### ENTRIES
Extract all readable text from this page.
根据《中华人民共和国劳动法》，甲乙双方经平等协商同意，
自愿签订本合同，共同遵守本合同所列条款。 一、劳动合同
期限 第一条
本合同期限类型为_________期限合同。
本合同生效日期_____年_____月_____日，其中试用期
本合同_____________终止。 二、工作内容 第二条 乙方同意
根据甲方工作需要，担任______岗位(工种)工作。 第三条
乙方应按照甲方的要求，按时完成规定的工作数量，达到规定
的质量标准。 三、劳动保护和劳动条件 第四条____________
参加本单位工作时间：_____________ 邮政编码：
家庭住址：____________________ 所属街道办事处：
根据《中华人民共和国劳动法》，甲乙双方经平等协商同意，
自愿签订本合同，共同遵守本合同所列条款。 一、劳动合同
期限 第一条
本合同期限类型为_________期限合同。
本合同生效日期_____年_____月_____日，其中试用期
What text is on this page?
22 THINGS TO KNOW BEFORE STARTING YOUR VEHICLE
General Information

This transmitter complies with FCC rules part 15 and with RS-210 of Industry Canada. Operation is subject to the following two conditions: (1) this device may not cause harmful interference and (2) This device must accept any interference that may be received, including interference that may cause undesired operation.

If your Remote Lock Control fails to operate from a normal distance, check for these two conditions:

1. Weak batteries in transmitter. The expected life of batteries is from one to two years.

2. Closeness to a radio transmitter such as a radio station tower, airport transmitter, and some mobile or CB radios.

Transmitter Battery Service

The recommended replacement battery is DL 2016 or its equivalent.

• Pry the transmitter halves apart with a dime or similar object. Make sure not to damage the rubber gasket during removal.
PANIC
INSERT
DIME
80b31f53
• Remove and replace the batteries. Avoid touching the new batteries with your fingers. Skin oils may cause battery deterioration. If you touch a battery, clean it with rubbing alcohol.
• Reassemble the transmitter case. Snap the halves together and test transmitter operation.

### WHAT THE TASK REQUIRES
Make an exact copy of the data above.

### WORKED SOLUTION
Extract all readable text from this page.
根据《中华人民共和国劳动法》，甲乙双方经平等协商同意，
自愿签订本合同，共同遵守本合同所列条款。 一、劳动合同
期限 第一条
本合同期限类型为_________期限合同。
本合同生效日期_____年_____月_____日，其中试用期
本合同_____________终止。 二、工作内容 第二条 乙方同意
根据甲方工作需要，担任______岗位(工种)工作。 第三条
乙方应按照甲方的要求，按时完成规定的工作数量，达到规定
的质量标准。 三、劳动保护和劳动条件 第四条____________
参加本单位工作时间：_____________ 邮政编码：
家庭住址：____________________ 所属街道办事处：
根据《中华人民共和国劳动法》，甲乙双方经平等协商同意，
自愿签订本合同，共同遵守本合同所列条款。 一、劳动合同
期限 第一条
本合同期限类型为_________期限合同。
本合同生效日期_____年_____月_____日，其中试用期
What text is on this page?
22 THINGS TO KNOW BEFORE STARTING YOUR VEHICLE
General Information

This transmitter complies with FCC rules part 15 and with RS-210 of Industry Canada. Operation is subject to the following two conditions: (1) this device may not cause harmful interference and (2) This device must accept any interference that may be received, including interference that may cause undesired operation.

If your Remote Lock Control fails to operate from a normal distance, check for these two conditions:

1. Weak batteries in transmitter. The expected life of batteries is from one to two years.

2. Closeness to a radio transmitter such as a radio station tower, airport transmitter, and some mobile or CB radios.

Transmitter Battery Service

The recommended replacement battery is DL 2016 or its equivalent.

• Pry the transmitter halves apart with a dime or similar object. Make sure not to damage the rubber gasket during removal.
PANIC
INSERT
DIME
80b31f53
• Remove and replace the batteries. Avoid touching the new batteries with your fingers. Skin oils may cause battery deterioration. If you touch a battery, clean it with rubbing alcohol.
• Reassemble the transmitter case. Snap the halves together and test transmitter operation.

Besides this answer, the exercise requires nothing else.